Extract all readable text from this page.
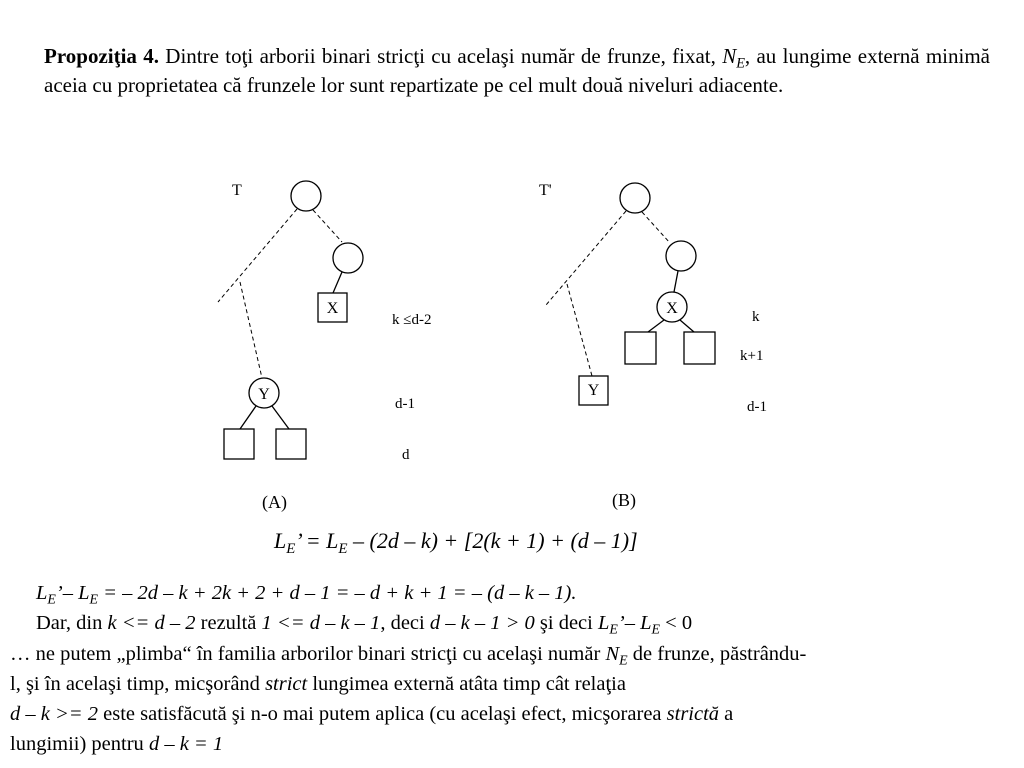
Propoziţia 4. Dintre toţi arborii binari stricţi cu acelaşi număr de frunze, fixat, $N_E$, au lungime externă minimă aceia cu proprietatea că frunzele lor sunt repartizate pe cel mult două niveluri adiacente.
T
X
Y
k ≤d-2
d-1
d
(A)
T'
X
Y
k
k+1
d-1
(B)
$L_E$’ = $L_E - (2d - k) + [2(k + 1) + (d - 1)]$
$L_E’-$ $L_E$ = – 2d – k + 2k + 2 + d – 1 = – d + k + 1 = – (d – k – 1).
Dar, din k <= d – 2 rezultă 1 <= d – k – 1, deci d – k – 1 > 0 şi deci $L_E’-$ $L_E < 0$
… ne putem „plimba“ în familia arborilor binari stricţi cu acelaşi număr $N_E$ de frunze, păstrându-
l, şi în acelaşi timp, micşorând strict lungimea externă atâta timp cât relaţia
d – k >= 2 este satisfăcută şi n-o mai putem aplica (cu acelaşi efect, micşorarea strictă a
lungimii) pentru d – k = 1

────────────────────────────────────────

WHAT TO PRODUCE:
Set each line of the records down exactly, leaving every picture out.

COMPLETE ANSWER:
Extract all readable text from this page.
Propoziţia 4. Dintre toţi arborii binari stricţi cu acelaşi număr de frunze, fixat, $N_E$, au lungime externă minimă aceia cu proprietatea că frunzele lor sunt repartizate pe cel mult două niveluri adiacente.
T
X
Y
k ≤d-2
d-1
d
(A)
T'
X
Y
k
k+1
d-1
(B)
$L_E$’ = $L_E - (2d - k) + [2(k + 1) + (d - 1)]$
$L_E’-$ $L_E$ = – 2d – k + 2k + 2 + d – 1 = – d + k + 1 = – (d – k – 1).
Dar, din k <= d – 2 rezultă 1 <= d – k – 1, deci d – k – 1 > 0 şi deci $L_E’-$ $L_E < 0$
… ne putem „plimba“ în familia arborilor binari stricţi cu acelaşi număr $N_E$ de frunze, păstrându-
l, şi în acelaşi timp, micşorând strict lungimea externă atâta timp cât relaţia
d – k >= 2 este satisfăcută şi n-o mai putem aplica (cu acelaşi efect, micşorarea strictă a
lungimii) pentru d – k = 1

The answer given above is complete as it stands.